(Collected data)
+ + + +

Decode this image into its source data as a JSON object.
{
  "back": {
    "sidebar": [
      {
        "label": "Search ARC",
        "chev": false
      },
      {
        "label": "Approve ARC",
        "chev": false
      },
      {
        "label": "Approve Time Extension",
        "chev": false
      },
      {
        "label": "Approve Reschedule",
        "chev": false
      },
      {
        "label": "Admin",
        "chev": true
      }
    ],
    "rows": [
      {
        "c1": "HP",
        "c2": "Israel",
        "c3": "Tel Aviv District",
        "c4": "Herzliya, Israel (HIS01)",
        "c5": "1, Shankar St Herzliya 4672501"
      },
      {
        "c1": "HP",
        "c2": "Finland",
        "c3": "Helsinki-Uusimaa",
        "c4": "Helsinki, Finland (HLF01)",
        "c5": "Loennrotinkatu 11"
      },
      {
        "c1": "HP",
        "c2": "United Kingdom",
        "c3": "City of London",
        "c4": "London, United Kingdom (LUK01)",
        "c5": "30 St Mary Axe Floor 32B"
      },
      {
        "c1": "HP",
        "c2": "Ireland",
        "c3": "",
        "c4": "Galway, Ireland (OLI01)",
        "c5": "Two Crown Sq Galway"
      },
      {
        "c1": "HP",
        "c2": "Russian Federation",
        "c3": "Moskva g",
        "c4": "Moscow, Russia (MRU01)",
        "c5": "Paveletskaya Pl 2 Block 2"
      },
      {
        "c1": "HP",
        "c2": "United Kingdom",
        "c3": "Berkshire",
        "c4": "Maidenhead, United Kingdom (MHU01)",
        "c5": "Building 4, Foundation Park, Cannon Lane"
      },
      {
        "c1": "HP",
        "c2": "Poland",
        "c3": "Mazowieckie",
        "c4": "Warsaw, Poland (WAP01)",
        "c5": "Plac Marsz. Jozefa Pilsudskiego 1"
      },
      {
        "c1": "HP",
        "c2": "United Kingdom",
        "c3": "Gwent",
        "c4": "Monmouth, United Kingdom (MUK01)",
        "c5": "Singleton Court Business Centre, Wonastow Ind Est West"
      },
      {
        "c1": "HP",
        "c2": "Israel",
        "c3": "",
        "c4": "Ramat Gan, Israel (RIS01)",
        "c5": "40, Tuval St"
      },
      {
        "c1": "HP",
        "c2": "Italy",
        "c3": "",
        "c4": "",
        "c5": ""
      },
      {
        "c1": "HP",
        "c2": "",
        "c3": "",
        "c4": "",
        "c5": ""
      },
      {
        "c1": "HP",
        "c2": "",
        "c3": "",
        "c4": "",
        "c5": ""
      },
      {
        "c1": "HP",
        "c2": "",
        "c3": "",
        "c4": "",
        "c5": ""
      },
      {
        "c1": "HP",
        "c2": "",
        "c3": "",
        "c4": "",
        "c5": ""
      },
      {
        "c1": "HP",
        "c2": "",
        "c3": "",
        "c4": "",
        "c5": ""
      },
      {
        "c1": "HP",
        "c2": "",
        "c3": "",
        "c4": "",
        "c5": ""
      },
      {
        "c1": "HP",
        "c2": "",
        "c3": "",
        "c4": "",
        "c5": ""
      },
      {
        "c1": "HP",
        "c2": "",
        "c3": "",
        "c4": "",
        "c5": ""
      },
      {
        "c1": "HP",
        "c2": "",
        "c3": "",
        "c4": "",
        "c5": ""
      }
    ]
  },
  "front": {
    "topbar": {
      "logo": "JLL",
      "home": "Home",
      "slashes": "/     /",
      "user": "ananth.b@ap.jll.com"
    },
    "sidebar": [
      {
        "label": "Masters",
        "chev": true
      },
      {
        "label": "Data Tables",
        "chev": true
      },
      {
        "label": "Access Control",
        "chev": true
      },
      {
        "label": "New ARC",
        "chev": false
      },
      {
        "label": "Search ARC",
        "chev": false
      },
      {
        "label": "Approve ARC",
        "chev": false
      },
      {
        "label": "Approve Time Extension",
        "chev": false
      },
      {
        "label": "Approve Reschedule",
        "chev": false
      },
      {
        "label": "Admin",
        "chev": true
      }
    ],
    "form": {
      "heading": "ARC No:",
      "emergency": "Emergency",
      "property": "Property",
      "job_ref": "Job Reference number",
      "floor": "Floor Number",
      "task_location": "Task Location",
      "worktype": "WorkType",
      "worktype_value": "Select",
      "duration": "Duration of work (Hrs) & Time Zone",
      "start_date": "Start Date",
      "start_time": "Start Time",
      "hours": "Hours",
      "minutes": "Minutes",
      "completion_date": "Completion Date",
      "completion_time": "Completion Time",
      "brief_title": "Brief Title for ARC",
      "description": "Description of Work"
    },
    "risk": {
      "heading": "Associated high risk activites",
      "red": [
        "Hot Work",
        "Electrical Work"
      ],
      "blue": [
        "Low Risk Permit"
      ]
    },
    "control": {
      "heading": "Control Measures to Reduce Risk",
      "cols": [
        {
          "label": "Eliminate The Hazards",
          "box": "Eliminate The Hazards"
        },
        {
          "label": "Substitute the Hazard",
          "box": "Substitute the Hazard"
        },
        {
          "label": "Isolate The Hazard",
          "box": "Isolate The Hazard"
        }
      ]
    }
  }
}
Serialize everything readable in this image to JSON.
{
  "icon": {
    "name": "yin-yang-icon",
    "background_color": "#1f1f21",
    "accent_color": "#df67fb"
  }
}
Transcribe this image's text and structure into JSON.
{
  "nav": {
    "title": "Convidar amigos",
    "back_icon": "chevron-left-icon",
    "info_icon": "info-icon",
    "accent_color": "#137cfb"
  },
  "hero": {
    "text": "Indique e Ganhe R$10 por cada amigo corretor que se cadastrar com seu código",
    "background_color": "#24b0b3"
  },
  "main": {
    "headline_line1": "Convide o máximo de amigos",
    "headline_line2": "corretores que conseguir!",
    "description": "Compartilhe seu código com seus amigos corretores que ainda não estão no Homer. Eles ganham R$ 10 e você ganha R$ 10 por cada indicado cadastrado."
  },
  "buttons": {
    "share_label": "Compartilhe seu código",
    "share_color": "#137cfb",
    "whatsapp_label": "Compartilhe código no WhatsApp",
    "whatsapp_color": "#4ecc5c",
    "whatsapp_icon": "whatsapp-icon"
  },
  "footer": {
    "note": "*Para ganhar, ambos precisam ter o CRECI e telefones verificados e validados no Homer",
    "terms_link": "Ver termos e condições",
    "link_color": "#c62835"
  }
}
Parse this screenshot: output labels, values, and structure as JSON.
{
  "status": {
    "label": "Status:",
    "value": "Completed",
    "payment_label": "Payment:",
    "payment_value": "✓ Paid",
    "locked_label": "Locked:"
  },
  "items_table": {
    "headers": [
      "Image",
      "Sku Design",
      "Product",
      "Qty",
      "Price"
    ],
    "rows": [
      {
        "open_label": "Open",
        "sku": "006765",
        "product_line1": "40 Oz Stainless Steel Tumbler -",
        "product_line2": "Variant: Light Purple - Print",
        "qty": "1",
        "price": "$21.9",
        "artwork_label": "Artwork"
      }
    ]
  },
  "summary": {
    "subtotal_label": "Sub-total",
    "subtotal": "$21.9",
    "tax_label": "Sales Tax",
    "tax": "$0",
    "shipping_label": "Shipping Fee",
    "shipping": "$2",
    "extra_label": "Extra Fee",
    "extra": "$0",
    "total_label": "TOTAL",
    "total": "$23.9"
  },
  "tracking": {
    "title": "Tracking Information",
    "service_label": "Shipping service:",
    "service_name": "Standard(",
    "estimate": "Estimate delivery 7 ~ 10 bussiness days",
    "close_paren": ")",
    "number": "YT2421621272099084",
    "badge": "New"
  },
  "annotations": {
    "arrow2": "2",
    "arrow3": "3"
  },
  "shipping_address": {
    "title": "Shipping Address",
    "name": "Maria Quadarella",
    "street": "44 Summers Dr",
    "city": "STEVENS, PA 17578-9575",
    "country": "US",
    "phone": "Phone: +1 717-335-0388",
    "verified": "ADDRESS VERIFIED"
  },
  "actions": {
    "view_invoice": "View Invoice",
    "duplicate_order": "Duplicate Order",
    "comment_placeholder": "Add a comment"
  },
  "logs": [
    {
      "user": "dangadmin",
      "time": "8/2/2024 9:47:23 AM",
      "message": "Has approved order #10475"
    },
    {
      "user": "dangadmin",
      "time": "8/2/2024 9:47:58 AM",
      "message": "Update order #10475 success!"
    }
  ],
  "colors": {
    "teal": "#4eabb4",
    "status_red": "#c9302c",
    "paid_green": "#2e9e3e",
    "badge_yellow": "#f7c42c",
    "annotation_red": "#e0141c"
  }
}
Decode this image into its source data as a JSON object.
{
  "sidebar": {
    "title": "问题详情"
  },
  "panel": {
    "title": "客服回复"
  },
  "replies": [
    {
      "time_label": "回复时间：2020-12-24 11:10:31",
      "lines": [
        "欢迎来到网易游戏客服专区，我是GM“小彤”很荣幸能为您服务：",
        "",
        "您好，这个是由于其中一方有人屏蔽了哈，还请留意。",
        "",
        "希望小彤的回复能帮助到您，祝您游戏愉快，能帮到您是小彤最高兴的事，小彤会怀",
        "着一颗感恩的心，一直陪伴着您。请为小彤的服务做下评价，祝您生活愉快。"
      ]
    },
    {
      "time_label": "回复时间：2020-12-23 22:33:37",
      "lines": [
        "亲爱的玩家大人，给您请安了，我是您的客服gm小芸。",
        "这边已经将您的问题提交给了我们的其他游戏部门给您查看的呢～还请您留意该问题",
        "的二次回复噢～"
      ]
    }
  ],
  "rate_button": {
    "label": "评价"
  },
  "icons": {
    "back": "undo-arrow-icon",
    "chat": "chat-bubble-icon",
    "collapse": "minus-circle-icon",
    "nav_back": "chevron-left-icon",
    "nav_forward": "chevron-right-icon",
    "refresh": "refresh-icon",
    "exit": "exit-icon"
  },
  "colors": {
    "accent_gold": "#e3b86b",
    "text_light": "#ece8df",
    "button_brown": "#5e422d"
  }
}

+ + + +

Copy every line from the entries that contains the word "Eliminate".

          "label": "Eliminate The Hazards",
          "box": "Eliminate The Hazards"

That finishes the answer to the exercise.